## Tugas yang Dikerjakan
1. Tolong sebutkan setiap tahun yang tertulis dalam teks kapal karam, sesuai urutan kemunculannya.
2. Ambil dari teks kapal karam semuanya, mulai dari "Hingga hari ini, dari" terus ke bawah sampai "belum lagi dilelang.", tanpa mengubah apa pun.
───── Teks Hasil Ekstraksi ─────
Pemburu Harta Karun Kapal Karam
PHOTHO: hikmawansp.wordpress.com
Pengangkatan isi muatan kapal karam marak terjadi sejak awal tahun
1960-an. Pengangkatan illegal awalnya dilakukan oleh pelat-pelaut
tradisional. Mereka menyelam dengan selang oksigen di beberapa tempat
yang diketahui terdapat kapal karam seperti di Teluk Tuban di perairan
Rembang, Jepara, Cilacap, Kepulauan Seribu, Subang, Indramayu, Cirebon,
Bangka Belitung, Natuna, Ambon, Ternate, dan Tidore.
Di tahun 1985-1986, Lembaga Ekspdisi Pemanfaatan Umum Harta Pusaka
Rakyat Indonesia bekerjasama dengan Swartberg Limited, perusahaan asal
Hongkong melakukan pengangkatan muatan kapal Geldermalsen milik VOC
Belanda di Karang Heliputan, Tanjungpinang. Namun entah bagaimana,
perusahaan yang dipimpin Michael Hatcher itu bisa meloloskan 126 emas
lantakan bersama 160.000 keramik Dinasti Ming dan Qing ke Belanda. Di
sana, benda itu dilelang dengan harga fantastis, US$ 17 juta. Harga itu
membuat mata pemburu harta karun terbelalak, dan setelahnya perburuan di
perairan Indonesia kian marak.
Tahun 1997 kasus serupa kembali terjadi. Kali ini, perusahaan
miliknya Heatcher , United Sub Sea Services United, bekerjasama dengan
PT Prasarana Cakrawala Persada mengangkat isi kapal Tek Sing Cargo, di
Selat Gelasa, Pulau Bangka. Pengangkatan ini berdasarkan surat izin
kerjasama yang dikeluarkan oleh Panitia Nasional. Duta Besar Indonesia
di Australia menerima surat dari Australian Fedral Police, bahwa pada 17
Februari 2000, ada 43 kontainer berisi keramik yang datang dari
Indonesia. Benda yang berjumlah 450.000 keping itu datang tanpa
diketahui oleh instansi Indonesia. dari 43 kontainer, 36 kontainer telah
dikirim ke Stuggart Jerman untuk dilelang, tanpa bisa dicegah.
Hingga hari ini, dari catatan Panitia Nasional Benda Berharga Asal
Muatan Kapal yang Tenggelam (BMKT) Ditjen Kelautan dan Perikanan, ada 10
titik lokasi pengangkatan benda muatan kapal tenggelam yang telah
dilakukan secara berizin. Ke 10 tempat itu adalah di laut Cirebon,
Kerawang, Bintan, Bangka Belitung Timur, Natuna, Teluk Buaya, Jepara,
Karang Cina dan Pelanakan. Barang-barang itu disimpan di beberapa
lokasi, hingga saat ini belum lagi dilelang.
───── Daftar Entri ─────
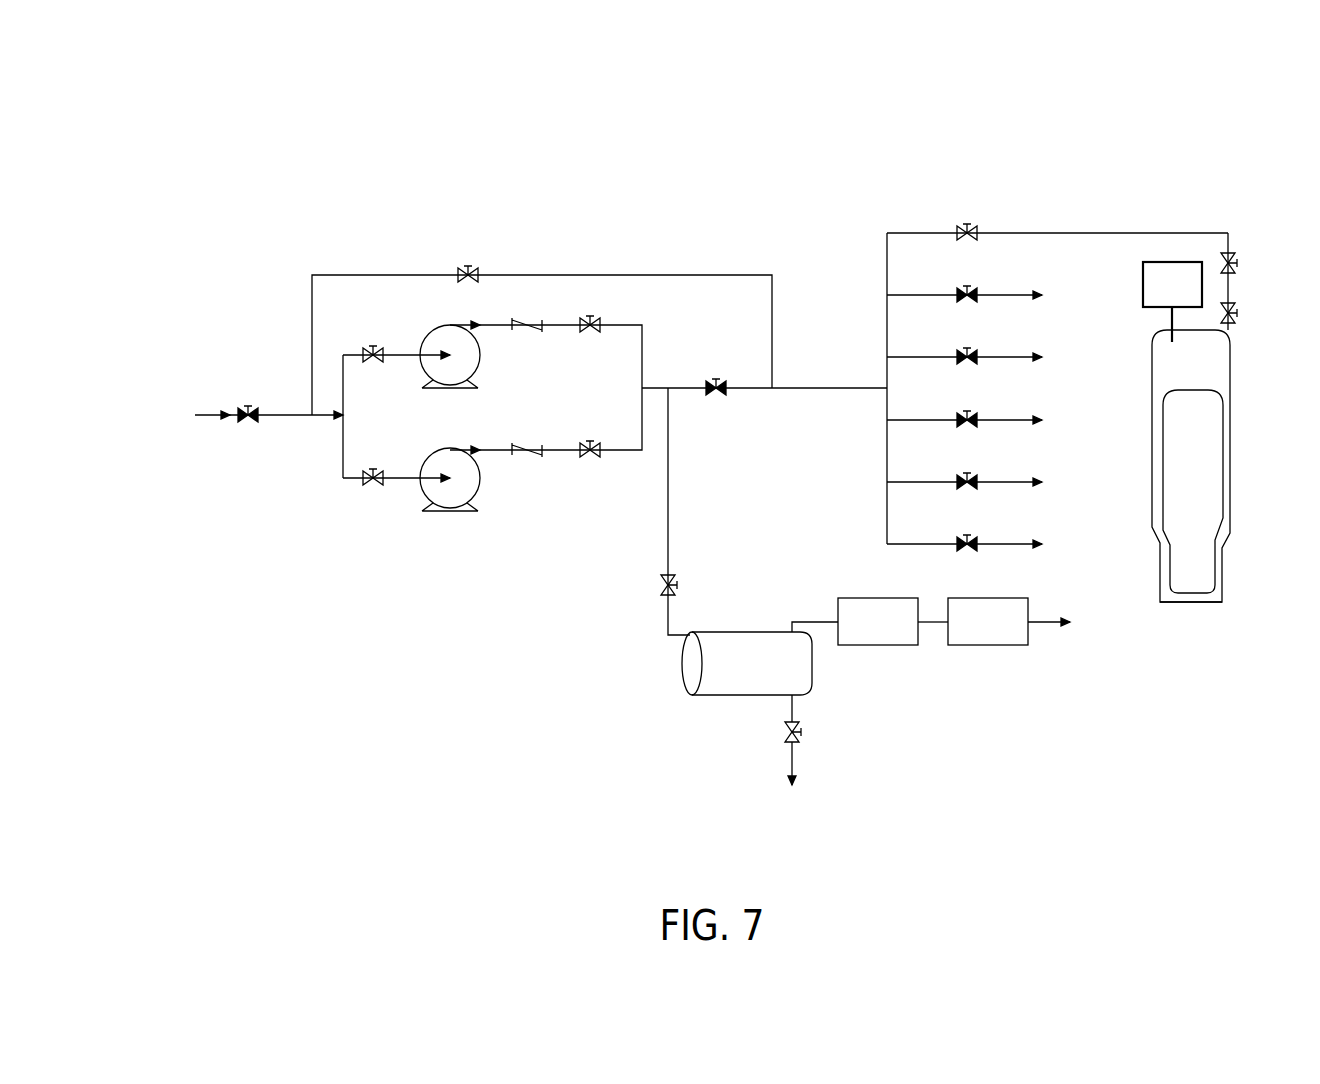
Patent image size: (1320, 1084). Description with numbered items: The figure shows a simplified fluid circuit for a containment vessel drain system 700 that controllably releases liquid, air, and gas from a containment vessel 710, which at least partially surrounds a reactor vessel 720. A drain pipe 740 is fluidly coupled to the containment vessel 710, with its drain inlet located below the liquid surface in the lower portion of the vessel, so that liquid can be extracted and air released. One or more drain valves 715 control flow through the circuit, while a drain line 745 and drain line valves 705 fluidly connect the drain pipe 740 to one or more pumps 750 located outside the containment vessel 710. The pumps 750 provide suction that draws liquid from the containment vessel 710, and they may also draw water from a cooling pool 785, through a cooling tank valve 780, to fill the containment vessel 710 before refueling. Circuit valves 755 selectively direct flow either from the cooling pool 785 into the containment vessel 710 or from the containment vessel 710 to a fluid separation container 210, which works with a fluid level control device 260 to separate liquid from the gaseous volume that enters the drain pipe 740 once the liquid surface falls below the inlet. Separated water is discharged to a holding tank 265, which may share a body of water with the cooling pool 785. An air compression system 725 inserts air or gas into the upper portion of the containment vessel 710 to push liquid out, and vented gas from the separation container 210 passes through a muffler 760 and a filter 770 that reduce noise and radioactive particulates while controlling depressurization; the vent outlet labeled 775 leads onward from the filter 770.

The containment vessel drain system 700 is at (1197, 172).
The cooling pool 785 is at (197, 414).
The cooling tank valve 780 is at (249, 422).
The pumps 750 is at (478, 483).
The circuit valves 755 is at (716, 392).
The drain line valves 705 is at (950, 228).
The drain line 745 is at (1120, 232).
The drain valves 715 is at (1232, 300).
The air compression system 725 is at (1172, 302).
The drain pipe 740 is at (1230, 372).
The reactor vessel 720 is at (1193, 491).
The containment vessel 710 is at (1168, 608).
The fluid separation container 210 is at (752, 630).
The fluid level control device 260 is at (785, 733).
The holding tank 265 is at (800, 767).
The muffler 760 is at (873, 648).
The filter 770 is at (985, 648).
The vent line to RBV 775 is at (1040, 625).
─────
## Daftar Jawaban
1. 1960-an, 1985, 1986, 1997, 2000

2.
Hingga hari ini, dari catatan Panitia Nasional Benda Berharga Asal
Muatan Kapal yang Tenggelam (BMKT) Ditjen Kelautan dan Perikanan, ada 10
titik lokasi pengangkatan benda muatan kapal tenggelam yang telah
dilakukan secara berizin. Ke 10 tempat itu adalah di laut Cirebon,
Kerawang, Bintan, Bangka Belitung Timur, Natuna, Teluk Buaya, Jepara,
Karang Cina dan Pelanakan. Barang-barang itu disimpan di beberapa
lokasi, hingga saat ini belum lagi dilelang.